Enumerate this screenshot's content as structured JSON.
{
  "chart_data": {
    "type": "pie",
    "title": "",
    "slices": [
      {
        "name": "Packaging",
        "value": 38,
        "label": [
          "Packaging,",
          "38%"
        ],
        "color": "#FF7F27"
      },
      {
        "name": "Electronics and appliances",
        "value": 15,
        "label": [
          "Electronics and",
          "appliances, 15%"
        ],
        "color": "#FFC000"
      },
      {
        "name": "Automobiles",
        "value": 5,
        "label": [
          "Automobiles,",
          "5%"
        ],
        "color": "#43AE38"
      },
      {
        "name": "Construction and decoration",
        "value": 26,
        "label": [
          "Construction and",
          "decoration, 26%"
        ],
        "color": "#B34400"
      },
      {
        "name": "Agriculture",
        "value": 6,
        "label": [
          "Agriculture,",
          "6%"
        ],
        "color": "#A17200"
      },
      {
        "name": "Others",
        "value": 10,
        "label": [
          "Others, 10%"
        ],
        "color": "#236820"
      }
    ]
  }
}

================================

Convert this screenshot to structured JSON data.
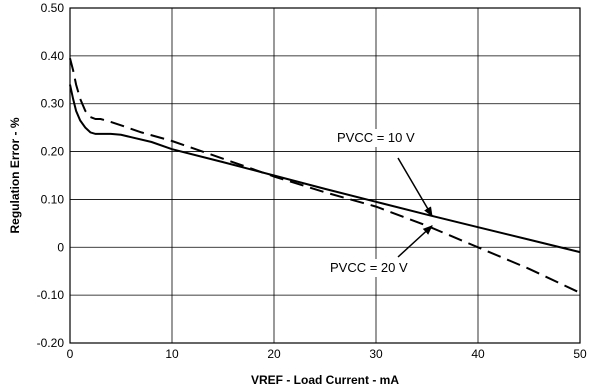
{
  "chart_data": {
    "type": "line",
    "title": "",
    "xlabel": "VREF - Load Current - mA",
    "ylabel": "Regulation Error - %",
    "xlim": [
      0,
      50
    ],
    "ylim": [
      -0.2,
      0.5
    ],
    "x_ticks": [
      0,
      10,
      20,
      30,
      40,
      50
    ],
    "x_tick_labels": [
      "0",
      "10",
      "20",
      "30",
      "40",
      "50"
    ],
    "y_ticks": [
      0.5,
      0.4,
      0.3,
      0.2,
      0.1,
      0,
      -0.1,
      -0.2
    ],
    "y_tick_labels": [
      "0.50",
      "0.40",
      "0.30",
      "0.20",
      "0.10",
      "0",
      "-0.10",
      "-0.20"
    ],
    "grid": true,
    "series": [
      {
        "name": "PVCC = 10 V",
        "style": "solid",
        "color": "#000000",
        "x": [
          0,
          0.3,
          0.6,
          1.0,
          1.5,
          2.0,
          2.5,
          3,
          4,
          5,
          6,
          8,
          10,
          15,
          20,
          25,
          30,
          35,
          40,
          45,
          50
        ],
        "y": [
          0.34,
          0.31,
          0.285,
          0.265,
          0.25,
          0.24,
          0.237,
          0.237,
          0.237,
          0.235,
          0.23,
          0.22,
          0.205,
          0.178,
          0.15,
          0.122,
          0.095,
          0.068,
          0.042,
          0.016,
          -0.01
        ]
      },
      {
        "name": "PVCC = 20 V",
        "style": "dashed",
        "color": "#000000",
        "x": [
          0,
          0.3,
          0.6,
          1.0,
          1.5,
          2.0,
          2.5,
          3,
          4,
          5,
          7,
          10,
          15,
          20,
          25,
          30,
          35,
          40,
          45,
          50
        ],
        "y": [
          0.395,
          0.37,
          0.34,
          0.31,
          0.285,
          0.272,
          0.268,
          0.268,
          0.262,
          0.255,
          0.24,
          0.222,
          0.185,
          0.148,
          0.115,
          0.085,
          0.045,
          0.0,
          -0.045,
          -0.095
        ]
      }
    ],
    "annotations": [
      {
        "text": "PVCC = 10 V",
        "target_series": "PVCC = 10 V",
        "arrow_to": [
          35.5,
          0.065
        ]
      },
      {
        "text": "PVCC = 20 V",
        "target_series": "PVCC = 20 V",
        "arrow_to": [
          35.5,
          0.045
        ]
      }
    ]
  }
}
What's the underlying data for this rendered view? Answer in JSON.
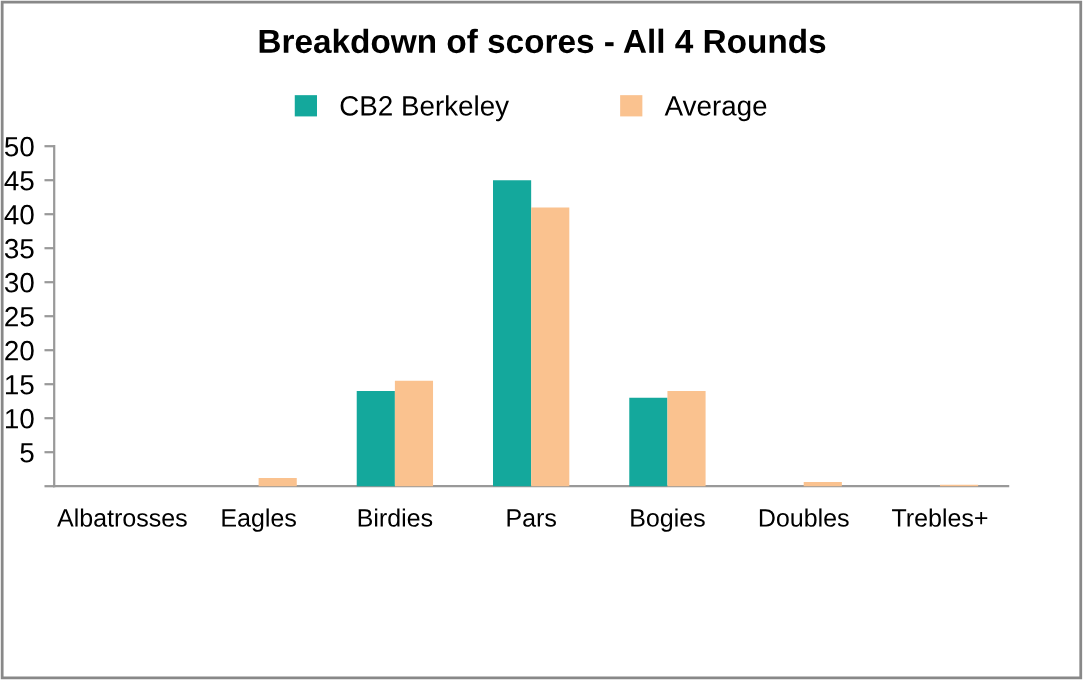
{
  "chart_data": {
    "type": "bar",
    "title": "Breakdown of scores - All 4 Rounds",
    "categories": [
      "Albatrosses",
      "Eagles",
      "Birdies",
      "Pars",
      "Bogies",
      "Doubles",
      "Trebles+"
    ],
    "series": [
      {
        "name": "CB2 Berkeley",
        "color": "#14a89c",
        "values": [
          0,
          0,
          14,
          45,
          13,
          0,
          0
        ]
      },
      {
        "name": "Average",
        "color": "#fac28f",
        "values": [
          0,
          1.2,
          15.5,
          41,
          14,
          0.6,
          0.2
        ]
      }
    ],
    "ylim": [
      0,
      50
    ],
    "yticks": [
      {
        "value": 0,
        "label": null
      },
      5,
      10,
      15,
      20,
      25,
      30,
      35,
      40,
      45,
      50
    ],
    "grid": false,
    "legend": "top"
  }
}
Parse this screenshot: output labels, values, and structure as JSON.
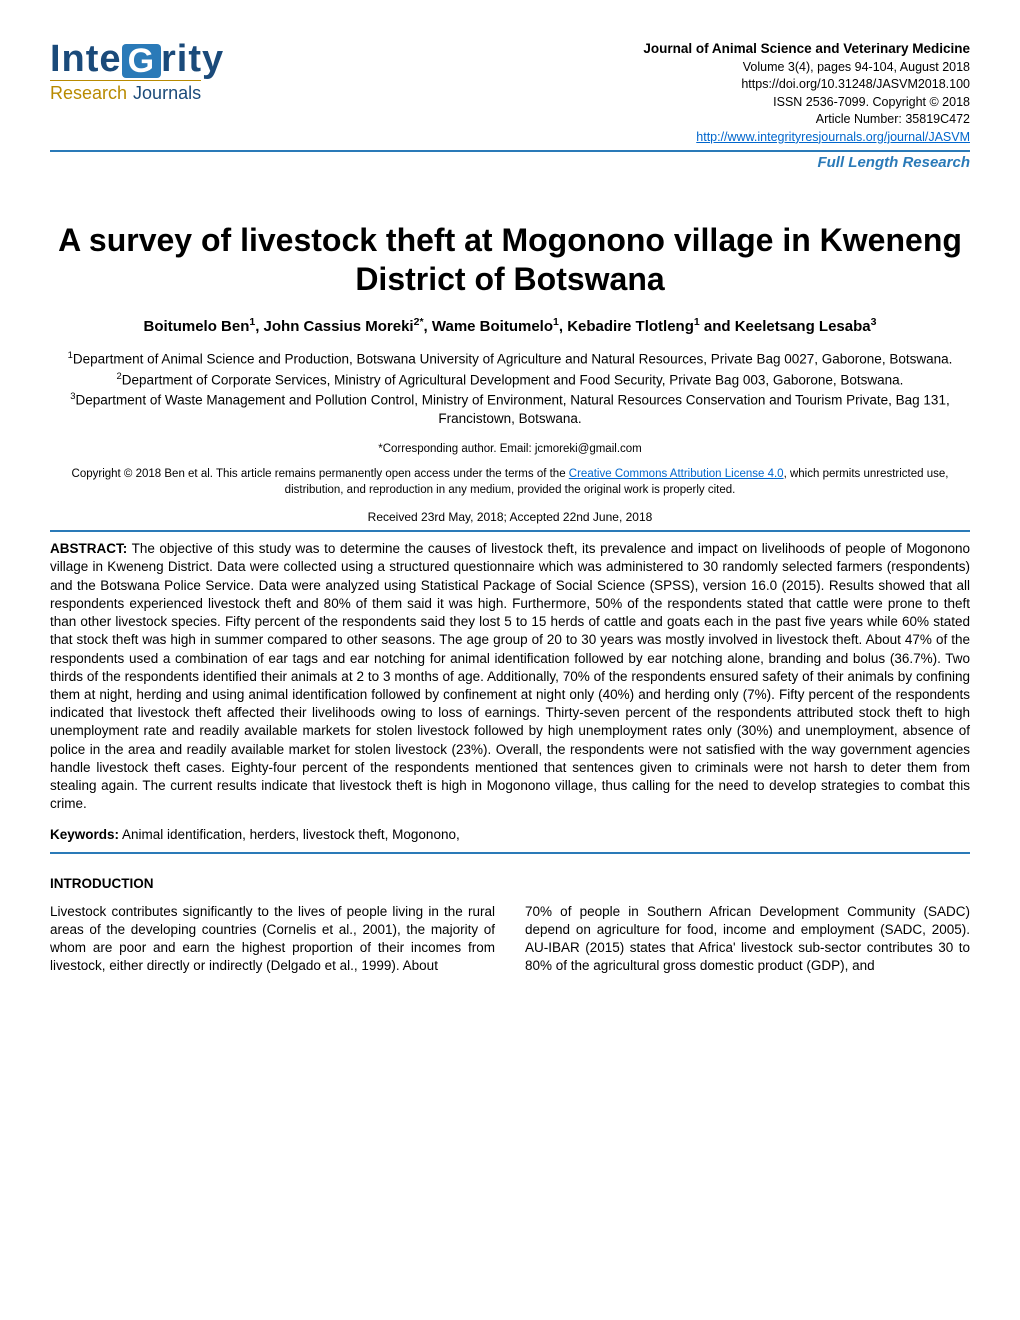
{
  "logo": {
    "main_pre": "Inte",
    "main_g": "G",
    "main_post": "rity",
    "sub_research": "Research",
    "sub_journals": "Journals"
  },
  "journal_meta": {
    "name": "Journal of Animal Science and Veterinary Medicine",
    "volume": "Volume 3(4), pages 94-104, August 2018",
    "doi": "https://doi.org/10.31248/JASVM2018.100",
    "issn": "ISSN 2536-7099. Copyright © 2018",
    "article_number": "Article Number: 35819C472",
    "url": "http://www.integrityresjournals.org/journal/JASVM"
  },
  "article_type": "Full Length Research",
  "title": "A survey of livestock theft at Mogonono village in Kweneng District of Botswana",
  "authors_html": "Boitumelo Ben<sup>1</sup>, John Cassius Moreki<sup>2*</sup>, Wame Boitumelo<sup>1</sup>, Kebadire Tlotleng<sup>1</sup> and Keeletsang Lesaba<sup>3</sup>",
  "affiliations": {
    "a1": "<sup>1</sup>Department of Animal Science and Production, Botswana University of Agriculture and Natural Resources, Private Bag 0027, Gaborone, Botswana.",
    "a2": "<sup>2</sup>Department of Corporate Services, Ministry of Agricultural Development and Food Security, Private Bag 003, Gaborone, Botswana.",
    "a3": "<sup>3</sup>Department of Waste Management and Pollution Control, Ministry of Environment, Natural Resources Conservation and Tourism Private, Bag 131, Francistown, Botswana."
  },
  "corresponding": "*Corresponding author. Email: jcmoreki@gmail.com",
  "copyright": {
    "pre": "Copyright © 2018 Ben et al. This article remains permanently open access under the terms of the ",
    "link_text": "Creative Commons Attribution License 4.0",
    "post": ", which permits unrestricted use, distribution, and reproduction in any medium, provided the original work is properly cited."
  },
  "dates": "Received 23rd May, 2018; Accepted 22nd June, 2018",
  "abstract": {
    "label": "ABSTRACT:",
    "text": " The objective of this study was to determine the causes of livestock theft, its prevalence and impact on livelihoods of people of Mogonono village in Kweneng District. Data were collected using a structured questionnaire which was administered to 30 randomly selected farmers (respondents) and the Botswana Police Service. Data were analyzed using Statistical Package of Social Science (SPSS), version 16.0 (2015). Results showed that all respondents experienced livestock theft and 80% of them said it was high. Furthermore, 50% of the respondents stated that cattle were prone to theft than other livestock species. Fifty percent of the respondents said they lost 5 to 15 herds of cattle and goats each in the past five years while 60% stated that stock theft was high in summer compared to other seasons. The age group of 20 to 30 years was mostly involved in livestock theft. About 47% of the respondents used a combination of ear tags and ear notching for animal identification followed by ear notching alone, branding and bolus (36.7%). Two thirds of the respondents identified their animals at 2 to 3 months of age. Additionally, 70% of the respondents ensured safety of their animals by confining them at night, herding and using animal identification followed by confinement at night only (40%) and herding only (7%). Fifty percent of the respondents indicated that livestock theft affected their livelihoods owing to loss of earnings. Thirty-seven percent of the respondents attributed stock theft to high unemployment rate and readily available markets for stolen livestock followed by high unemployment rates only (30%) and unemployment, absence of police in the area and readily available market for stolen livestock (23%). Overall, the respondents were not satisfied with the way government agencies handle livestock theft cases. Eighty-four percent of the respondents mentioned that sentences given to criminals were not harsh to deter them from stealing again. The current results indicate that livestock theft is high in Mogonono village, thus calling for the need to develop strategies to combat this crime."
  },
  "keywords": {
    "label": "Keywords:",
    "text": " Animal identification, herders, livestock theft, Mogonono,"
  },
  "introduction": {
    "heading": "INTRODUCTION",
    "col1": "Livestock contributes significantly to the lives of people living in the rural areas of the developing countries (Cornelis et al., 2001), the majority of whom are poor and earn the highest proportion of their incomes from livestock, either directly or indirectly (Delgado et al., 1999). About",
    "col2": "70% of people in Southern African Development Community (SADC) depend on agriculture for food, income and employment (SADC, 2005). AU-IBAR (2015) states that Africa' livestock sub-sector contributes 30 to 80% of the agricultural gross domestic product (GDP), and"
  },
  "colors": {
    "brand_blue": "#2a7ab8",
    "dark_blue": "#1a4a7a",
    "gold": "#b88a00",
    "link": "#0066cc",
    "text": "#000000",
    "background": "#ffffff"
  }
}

================================

- _WHAT YOU WILL DO_: Pick out all lines from the data above in which the word "Natural" appears.

- _WRITTEN SOLUTION_:
    "a1": "<sup>1</sup>Department of Animal Science and Production, Botswana University of Agriculture and Natural Resources, Private Bag 0027, Gaborone, Botswana.",
    "a3": "<sup>3</sup>Department of Waste Management and Pollution Control, Ministry of Environment, Natural Resources Conservation and Tourism Private, Bag 131, Francistown, Botswana."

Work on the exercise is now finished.